AIM OF THE TASK -> Extract every line of the material below and reproduce it faithfully.

RECORDS SHOWN ->
----------
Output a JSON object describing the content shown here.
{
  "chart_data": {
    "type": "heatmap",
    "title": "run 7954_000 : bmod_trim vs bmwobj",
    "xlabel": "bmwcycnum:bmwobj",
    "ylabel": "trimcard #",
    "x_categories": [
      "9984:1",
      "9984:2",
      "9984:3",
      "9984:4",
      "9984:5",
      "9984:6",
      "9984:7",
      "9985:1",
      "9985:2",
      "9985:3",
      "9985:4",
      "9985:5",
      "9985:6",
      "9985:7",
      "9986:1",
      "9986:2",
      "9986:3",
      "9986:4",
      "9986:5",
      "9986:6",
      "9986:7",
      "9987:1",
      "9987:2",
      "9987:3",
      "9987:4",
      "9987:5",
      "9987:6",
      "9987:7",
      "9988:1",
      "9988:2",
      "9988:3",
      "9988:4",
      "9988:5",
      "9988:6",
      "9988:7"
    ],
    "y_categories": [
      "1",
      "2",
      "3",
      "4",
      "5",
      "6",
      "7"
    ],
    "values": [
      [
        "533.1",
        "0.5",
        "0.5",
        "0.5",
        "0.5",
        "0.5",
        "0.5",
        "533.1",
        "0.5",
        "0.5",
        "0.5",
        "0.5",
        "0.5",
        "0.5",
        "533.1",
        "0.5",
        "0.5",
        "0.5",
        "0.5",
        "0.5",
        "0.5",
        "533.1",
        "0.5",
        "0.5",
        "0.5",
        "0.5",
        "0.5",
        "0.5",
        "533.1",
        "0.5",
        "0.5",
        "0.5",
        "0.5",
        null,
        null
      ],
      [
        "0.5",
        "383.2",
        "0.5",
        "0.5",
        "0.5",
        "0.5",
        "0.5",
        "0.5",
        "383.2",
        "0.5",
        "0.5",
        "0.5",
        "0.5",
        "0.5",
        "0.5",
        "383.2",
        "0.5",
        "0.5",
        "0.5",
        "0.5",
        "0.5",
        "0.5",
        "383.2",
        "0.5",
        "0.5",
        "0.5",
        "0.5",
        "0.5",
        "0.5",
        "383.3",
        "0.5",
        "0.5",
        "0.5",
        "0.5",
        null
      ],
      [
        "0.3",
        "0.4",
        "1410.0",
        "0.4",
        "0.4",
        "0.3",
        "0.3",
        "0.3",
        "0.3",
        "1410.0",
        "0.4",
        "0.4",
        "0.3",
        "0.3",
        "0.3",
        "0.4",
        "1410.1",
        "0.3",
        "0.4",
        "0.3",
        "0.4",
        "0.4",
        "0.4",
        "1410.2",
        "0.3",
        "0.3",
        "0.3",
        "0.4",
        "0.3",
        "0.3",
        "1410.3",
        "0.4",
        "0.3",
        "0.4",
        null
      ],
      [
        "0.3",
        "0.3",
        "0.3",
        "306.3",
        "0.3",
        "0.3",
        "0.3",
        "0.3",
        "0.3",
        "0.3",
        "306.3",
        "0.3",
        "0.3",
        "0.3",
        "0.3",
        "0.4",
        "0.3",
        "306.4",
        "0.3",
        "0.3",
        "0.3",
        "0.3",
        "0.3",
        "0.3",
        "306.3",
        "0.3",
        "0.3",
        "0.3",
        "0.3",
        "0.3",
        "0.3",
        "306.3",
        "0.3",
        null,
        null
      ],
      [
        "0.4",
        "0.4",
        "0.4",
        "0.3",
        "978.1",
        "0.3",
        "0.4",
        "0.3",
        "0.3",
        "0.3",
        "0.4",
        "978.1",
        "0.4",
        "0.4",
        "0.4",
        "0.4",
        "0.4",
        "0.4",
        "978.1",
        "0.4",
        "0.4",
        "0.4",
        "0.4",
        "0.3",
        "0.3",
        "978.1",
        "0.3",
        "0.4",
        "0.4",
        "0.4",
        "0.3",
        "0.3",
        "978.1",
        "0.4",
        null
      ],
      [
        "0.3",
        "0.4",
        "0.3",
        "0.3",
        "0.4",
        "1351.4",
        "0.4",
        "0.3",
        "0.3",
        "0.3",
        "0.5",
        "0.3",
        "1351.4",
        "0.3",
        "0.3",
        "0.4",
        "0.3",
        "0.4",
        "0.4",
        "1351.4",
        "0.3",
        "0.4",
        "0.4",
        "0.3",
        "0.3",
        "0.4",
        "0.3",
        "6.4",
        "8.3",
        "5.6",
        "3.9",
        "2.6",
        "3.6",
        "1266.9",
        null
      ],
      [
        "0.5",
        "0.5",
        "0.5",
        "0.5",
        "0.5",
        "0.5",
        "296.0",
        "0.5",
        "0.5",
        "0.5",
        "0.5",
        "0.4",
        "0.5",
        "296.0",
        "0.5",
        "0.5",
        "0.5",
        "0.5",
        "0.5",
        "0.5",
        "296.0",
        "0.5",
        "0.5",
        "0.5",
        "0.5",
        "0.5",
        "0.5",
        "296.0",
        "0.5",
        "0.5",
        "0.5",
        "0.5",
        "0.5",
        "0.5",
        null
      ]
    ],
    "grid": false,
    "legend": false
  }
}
----------
TASK ANSWER ->
Output a JSON object describing the content shown here.
{
  "chart_data": {
    "type": "heatmap",
    "title": "run 7954_000 : bmod_trim vs bmwobj",
    "xlabel": "bmwcycnum:bmwobj",
    "ylabel": "trimcard #",
    "x_categories": [
      "9984:1",
      "9984:2",
      "9984:3",
      "9984:4",
      "9984:5",
      "9984:6",
      "9984:7",
      "9985:1",
      "9985:2",
      "9985:3",
      "9985:4",
      "9985:5",
      "9985:6",
      "9985:7",
      "9986:1",
      "9986:2",
      "9986:3",
      "9986:4",
      "9986:5",
      "9986:6",
      "9986:7",
      "9987:1",
      "9987:2",
      "9987:3",
      "9987:4",
      "9987:5",
      "9987:6",
      "9987:7",
      "9988:1",
      "9988:2",
      "9988:3",
      "9988:4",
      "9988:5",
      "9988:6",
      "9988:7"
    ],
    "y_categories": [
      "1",
      "2",
      "3",
      "4",
      "5",
      "6",
      "7"
    ],
    "values": [
      [
        "533.1",
        "0.5",
        "0.5",
        "0.5",
        "0.5",
        "0.5",
        "0.5",
        "533.1",
        "0.5",
        "0.5",
        "0.5",
        "0.5",
        "0.5",
        "0.5",
        "533.1",
        "0.5",
        "0.5",
        "0.5",
        "0.5",
        "0.5",
        "0.5",
        "533.1",
        "0.5",
        "0.5",
        "0.5",
        "0.5",
        "0.5",
        "0.5",
        "533.1",
        "0.5",
        "0.5",
        "0.5",
        "0.5",
        null,
        null
      ],
      [
        "0.5",
        "383.2",
        "0.5",
        "0.5",
        "0.5",
        "0.5",
        "0.5",
        "0.5",
        "383.2",
        "0.5",
        "0.5",
        "0.5",
        "0.5",
        "0.5",
        "0.5",
        "383.2",
        "0.5",
        "0.5",
        "0.5",
        "0.5",
        "0.5",
        "0.5",
        "383.2",
        "0.5",
        "0.5",
        "0.5",
        "0.5",
        "0.5",
        "0.5",
        "383.3",
        "0.5",
        "0.5",
        "0.5",
        "0.5",
        null
      ],
      [
        "0.3",
        "0.4",
        "1410.0",
        "0.4",
        "0.4",
        "0.3",
        "0.3",
        "0.3",
        "0.3",
        "1410.0",
        "0.4",
        "0.4",
        "0.3",
        "0.3",
        "0.3",
        "0.4",
        "1410.1",
        "0.3",
        "0.4",
        "0.3",
        "0.4",
        "0.4",
        "0.4",
        "1410.2",
        "0.3",
        "0.3",
        "0.3",
        "0.4",
        "0.3",
        "0.3",
        "1410.3",
        "0.4",
        "0.3",
        "0.4",
        null
      ],
      [
        "0.3",
        "0.3",
        "0.3",
        "306.3",
        "0.3",
        "0.3",
        "0.3",
        "0.3",
        "0.3",
        "0.3",
        "306.3",
        "0.3",
        "0.3",
        "0.3",
        "0.3",
        "0.4",
        "0.3",
        "306.4",
        "0.3",
        "0.3",
        "0.3",
        "0.3",
        "0.3",
        "0.3",
        "306.3",
        "0.3",
        "0.3",
        "0.3",
        "0.3",
        "0.3",
        "0.3",
        "306.3",
        "0.3",
        null,
        null
      ],
      [
        "0.4",
        "0.4",
        "0.4",
        "0.3",
        "978.1",
        "0.3",
        "0.4",
        "0.3",
        "0.3",
        "0.3",
        "0.4",
        "978.1",
        "0.4",
        "0.4",
        "0.4",
        "0.4",
        "0.4",
        "0.4",
        "978.1",
        "0.4",
        "0.4",
        "0.4",
        "0.4",
        "0.3",
        "0.3",
        "978.1",
        "0.3",
        "0.4",
        "0.4",
        "0.4",
        "0.3",
        "0.3",
        "978.1",
        "0.4",
        null
      ],
      [
        "0.3",
        "0.4",
        "0.3",
        "0.3",
        "0.4",
        "1351.4",
        "0.4",
        "0.3",
        "0.3",
        "0.3",
        "0.5",
        "0.3",
        "1351.4",
        "0.3",
        "0.3",
        "0.4",
        "0.3",
        "0.4",
        "0.4",
        "1351.4",
        "0.3",
        "0.4",
        "0.4",
        "0.3",
        "0.3",
        "0.4",
        "0.3",
        "6.4",
        "8.3",
        "5.6",
        "3.9",
        "2.6",
        "3.6",
        "1266.9",
        null
      ],
      [
        "0.5",
        "0.5",
        "0.5",
        "0.5",
        "0.5",
        "0.5",
        "296.0",
        "0.5",
        "0.5",
        "0.5",
        "0.5",
        "0.4",
        "0.5",
        "296.0",
        "0.5",
        "0.5",
        "0.5",
        "0.5",
        "0.5",
        "0.5",
        "296.0",
        "0.5",
        "0.5",
        "0.5",
        "0.5",
        "0.5",
        "0.5",
        "296.0",
        "0.5",
        "0.5",
        "0.5",
        "0.5",
        "0.5",
        "0.5",
        null
      ]
    ],
    "grid": false,
    "legend": false
  }
}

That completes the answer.